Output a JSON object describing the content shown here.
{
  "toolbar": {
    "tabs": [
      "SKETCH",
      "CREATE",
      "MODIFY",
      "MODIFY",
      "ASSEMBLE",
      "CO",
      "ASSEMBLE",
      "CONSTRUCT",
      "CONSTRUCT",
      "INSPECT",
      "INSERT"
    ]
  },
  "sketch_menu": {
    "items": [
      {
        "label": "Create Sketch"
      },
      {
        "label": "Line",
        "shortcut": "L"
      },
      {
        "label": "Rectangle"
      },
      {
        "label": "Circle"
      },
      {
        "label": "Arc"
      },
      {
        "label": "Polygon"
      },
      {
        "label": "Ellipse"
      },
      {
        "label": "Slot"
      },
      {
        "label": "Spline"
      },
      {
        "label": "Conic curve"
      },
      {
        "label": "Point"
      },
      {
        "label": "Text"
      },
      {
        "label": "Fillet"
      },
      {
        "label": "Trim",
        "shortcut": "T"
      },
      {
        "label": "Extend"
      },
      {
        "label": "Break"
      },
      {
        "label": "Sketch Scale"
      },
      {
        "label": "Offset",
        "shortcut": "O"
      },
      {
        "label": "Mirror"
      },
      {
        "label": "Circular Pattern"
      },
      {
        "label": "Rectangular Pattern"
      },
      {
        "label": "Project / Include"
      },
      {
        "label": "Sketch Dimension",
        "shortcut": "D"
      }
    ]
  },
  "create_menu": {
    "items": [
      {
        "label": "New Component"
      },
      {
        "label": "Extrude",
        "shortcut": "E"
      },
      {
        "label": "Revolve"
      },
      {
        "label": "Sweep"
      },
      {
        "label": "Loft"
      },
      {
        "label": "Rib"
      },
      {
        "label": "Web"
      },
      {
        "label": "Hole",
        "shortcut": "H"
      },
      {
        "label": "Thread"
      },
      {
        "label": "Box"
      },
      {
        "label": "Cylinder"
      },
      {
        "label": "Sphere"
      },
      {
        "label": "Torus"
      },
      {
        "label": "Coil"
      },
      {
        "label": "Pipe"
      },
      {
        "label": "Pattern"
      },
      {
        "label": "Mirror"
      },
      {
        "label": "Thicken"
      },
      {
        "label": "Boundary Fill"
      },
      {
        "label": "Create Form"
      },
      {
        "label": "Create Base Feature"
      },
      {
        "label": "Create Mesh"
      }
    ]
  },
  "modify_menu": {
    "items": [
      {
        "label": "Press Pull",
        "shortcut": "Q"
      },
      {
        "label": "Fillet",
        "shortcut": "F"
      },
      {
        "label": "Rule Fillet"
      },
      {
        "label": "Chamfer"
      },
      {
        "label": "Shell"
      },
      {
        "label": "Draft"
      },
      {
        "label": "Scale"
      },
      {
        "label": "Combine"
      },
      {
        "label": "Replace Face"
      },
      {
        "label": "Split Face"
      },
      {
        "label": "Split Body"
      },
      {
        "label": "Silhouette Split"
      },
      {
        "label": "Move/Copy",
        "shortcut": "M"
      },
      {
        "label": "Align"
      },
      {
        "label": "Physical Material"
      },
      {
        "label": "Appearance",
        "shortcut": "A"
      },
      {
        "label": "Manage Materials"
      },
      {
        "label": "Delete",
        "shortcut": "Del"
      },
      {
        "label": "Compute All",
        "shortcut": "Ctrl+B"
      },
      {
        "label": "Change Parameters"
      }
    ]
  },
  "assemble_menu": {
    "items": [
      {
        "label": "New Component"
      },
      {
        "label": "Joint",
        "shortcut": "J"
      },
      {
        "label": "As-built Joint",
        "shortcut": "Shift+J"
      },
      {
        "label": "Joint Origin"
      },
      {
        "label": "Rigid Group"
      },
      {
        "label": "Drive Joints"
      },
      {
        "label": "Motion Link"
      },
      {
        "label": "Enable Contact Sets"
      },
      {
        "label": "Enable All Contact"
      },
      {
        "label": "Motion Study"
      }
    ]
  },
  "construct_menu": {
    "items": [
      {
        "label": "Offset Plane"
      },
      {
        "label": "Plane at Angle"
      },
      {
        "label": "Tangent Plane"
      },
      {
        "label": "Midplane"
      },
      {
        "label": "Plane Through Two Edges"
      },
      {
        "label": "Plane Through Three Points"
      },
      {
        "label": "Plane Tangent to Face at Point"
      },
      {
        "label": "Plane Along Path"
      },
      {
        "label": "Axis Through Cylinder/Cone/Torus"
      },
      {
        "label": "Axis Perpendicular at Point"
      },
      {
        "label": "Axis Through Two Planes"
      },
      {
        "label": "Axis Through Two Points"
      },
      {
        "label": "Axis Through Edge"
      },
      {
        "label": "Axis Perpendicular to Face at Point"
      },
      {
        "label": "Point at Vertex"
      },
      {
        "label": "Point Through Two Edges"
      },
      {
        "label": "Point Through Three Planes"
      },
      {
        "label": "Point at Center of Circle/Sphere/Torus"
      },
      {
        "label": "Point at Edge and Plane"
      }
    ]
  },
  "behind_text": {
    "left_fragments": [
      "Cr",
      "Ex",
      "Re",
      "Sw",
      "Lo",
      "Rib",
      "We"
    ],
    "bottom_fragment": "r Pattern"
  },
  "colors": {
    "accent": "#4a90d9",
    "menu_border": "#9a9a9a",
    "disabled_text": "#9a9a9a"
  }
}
########
Request:
Copy every record above exactly as it appears.

Expected answer:
Output a JSON object describing the content shown here.
{
  "toolbar": {
    "tabs": [
      "SKETCH",
      "CREATE",
      "MODIFY",
      "MODIFY",
      "ASSEMBLE",
      "CO",
      "ASSEMBLE",
      "CONSTRUCT",
      "CONSTRUCT",
      "INSPECT",
      "INSERT"
    ]
  },
  "sketch_menu": {
    "items": [
      {
        "label": "Create Sketch"
      },
      {
        "label": "Line",
        "shortcut": "L"
      },
      {
        "label": "Rectangle"
      },
      {
        "label": "Circle"
      },
      {
        "label": "Arc"
      },
      {
        "label": "Polygon"
      },
      {
        "label": "Ellipse"
      },
      {
        "label": "Slot"
      },
      {
        "label": "Spline"
      },
      {
        "label": "Conic curve"
      },
      {
        "label": "Point"
      },
      {
        "label": "Text"
      },
      {
        "label": "Fillet"
      },
      {
        "label": "Trim",
        "shortcut": "T"
      },
      {
        "label": "Extend"
      },
      {
        "label": "Break"
      },
      {
        "label": "Sketch Scale"
      },
      {
        "label": "Offset",
        "shortcut": "O"
      },
      {
        "label": "Mirror"
      },
      {
        "label": "Circular Pattern"
      },
      {
        "label": "Rectangular Pattern"
      },
      {
        "label": "Project / Include"
      },
      {
        "label": "Sketch Dimension",
        "shortcut": "D"
      }
    ]
  },
  "create_menu": {
    "items": [
      {
        "label": "New Component"
      },
      {
        "label": "Extrude",
        "shortcut": "E"
      },
      {
        "label": "Revolve"
      },
      {
        "label": "Sweep"
      },
      {
        "label": "Loft"
      },
      {
        "label": "Rib"
      },
      {
        "label": "Web"
      },
      {
        "label": "Hole",
        "shortcut": "H"
      },
      {
        "label": "Thread"
      },
      {
        "label": "Box"
      },
      {
        "label": "Cylinder"
      },
      {
        "label": "Sphere"
      },
      {
        "label": "Torus"
      },
      {
        "label": "Coil"
      },
      {
        "label": "Pipe"
      },
      {
        "label": "Pattern"
      },
      {
        "label": "Mirror"
      },
      {
        "label": "Thicken"
      },
      {
        "label": "Boundary Fill"
      },
      {
        "label": "Create Form"
      },
      {
        "label": "Create Base Feature"
      },
      {
        "label": "Create Mesh"
      }
    ]
  },
  "modify_menu": {
    "items": [
      {
        "label": "Press Pull",
        "shortcut": "Q"
      },
      {
        "label": "Fillet",
        "shortcut": "F"
      },
      {
        "label": "Rule Fillet"
      },
      {
        "label": "Chamfer"
      },
      {
        "label": "Shell"
      },
      {
        "label": "Draft"
      },
      {
        "label": "Scale"
      },
      {
        "label": "Combine"
      },
      {
        "label": "Replace Face"
      },
      {
        "label": "Split Face"
      },
      {
        "label": "Split Body"
      },
      {
        "label": "Silhouette Split"
      },
      {
        "label": "Move/Copy",
        "shortcut": "M"
      },
      {
        "label": "Align"
      },
      {
        "label": "Physical Material"
      },
      {
        "label": "Appearance",
        "shortcut": "A"
      },
      {
        "label": "Manage Materials"
      },
      {
        "label": "Delete",
        "shortcut": "Del"
      },
      {
        "label": "Compute All",
        "shortcut": "Ctrl+B"
      },
      {
        "label": "Change Parameters"
      }
    ]
  },
  "assemble_menu": {
    "items": [
      {
        "label": "New Component"
      },
      {
        "label": "Joint",
        "shortcut": "J"
      },
      {
        "label": "As-built Joint",
        "shortcut": "Shift+J"
      },
      {
        "label": "Joint Origin"
      },
      {
        "label": "Rigid Group"
      },
      {
        "label": "Drive Joints"
      },
      {
        "label": "Motion Link"
      },
      {
        "label": "Enable Contact Sets"
      },
      {
        "label": "Enable All Contact"
      },
      {
        "label": "Motion Study"
      }
    ]
  },
  "construct_menu": {
    "items": [
      {
        "label": "Offset Plane"
      },
      {
        "label": "Plane at Angle"
      },
      {
        "label": "Tangent Plane"
      },
      {
        "label": "Midplane"
      },
      {
        "label": "Plane Through Two Edges"
      },
      {
        "label": "Plane Through Three Points"
      },
      {
        "label": "Plane Tangent to Face at Point"
      },
      {
        "label": "Plane Along Path"
      },
      {
        "label": "Axis Through Cylinder/Cone/Torus"
      },
      {
        "label": "Axis Perpendicular at Point"
      },
      {
        "label": "Axis Through Two Planes"
      },
      {
        "label": "Axis Through Two Points"
      },
      {
        "label": "Axis Through Edge"
      },
      {
        "label": "Axis Perpendicular to Face at Point"
      },
      {
        "label": "Point at Vertex"
      },
      {
        "label": "Point Through Two Edges"
      },
      {
        "label": "Point Through Three Planes"
      },
      {
        "label": "Point at Center of Circle/Sphere/Torus"
      },
      {
        "label": "Point at Edge and Plane"
      }
    ]
  },
  "behind_text": {
    "left_fragments": [
      "Cr",
      "Ex",
      "Re",
      "Sw",
      "Lo",
      "Rib",
      "We"
    ],
    "bottom_fragment": "r Pattern"
  },
  "colors": {
    "accent": "#4a90d9",
    "menu_border": "#9a9a9a",
    "disabled_text": "#9a9a9a"
  }
}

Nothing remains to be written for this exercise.